■ WORK TO COMPLETE ■
Find each line with "nivel" and copy it.

■ INPUT MATERIAL ■
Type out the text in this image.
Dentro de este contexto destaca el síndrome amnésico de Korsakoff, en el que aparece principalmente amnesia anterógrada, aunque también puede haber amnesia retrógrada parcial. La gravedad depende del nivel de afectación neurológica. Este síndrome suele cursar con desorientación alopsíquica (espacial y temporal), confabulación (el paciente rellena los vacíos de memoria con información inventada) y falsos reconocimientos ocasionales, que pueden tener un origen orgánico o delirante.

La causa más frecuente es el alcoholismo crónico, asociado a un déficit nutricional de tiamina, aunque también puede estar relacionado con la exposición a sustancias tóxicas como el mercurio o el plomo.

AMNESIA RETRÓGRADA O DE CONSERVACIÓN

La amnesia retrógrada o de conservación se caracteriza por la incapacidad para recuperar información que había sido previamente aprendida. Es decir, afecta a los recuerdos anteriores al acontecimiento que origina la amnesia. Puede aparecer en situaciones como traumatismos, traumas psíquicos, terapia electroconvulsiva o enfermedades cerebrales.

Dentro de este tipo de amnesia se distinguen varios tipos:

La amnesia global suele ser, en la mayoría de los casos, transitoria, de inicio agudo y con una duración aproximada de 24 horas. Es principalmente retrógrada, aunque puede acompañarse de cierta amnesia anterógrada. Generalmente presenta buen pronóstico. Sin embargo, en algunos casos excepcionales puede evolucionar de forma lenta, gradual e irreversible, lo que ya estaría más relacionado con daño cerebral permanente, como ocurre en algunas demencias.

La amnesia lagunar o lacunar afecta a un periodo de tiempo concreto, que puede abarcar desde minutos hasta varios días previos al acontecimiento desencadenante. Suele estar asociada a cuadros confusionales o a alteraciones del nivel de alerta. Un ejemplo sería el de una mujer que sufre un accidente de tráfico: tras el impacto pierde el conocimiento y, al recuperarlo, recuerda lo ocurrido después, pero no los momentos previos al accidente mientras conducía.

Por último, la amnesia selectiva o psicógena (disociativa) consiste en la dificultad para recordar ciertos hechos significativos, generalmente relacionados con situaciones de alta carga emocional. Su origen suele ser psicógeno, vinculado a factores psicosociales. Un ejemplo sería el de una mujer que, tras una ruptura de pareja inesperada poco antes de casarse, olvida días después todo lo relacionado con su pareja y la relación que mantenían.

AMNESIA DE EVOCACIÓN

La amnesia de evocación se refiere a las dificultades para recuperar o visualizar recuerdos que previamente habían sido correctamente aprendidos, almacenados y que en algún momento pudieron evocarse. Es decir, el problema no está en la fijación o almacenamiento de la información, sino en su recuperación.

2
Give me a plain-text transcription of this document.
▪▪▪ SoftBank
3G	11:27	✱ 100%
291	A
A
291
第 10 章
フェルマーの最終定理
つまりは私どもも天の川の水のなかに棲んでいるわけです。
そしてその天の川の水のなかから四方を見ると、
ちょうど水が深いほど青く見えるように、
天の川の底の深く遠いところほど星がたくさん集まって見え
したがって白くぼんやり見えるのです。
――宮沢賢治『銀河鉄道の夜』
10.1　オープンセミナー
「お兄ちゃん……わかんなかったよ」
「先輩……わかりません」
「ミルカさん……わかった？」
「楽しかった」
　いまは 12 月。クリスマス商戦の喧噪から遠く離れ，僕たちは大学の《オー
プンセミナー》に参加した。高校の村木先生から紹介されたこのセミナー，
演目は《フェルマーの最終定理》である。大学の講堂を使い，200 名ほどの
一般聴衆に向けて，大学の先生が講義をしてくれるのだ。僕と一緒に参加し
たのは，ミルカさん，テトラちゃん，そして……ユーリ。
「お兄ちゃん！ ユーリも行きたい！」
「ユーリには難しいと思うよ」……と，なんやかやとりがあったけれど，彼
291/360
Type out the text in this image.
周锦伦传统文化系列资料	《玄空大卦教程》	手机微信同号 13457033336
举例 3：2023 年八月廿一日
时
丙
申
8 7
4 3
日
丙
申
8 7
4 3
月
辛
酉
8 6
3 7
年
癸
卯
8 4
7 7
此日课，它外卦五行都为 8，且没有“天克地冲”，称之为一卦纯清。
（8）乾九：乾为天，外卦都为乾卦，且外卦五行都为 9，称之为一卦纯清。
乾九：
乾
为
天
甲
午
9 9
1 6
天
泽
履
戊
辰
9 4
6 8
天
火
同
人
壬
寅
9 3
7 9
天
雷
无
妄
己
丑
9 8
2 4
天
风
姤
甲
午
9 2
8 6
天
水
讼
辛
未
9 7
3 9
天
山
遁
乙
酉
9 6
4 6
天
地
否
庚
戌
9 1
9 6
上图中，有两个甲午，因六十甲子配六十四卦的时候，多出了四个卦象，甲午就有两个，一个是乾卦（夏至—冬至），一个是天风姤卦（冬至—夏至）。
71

■ ANSWER TO THE PROBLEM ■
Dentro de este contexto destaca el síndrome amnésico de Korsakoff, en el que aparece principalmente amnesia anterógrada, aunque también puede haber amnesia retrógrada parcial. La gravedad depende del nivel de afectación neurológica. Este síndrome suele cursar con desorientación alopsíquica (espacial y temporal), confabulación (el paciente rellena los vacíos de memoria con información inventada) y falsos reconocimientos ocasionales, que pueden tener un origen orgánico o delirante.
La amnesia lagunar o lacunar afecta a un periodo de tiempo concreto, que puede abarcar desde minutos hasta varios días previos al acontecimiento desencadenante. Suele estar asociada a cuadros confusionales o a alteraciones del nivel de alerta. Un ejemplo sería el de una mujer que sufre un accidente de tráfico: tras el impacto pierde el conocimiento y, al recuperarlo, recuerda lo ocurrido después, pero no los momentos previos al accidente mientras conducía.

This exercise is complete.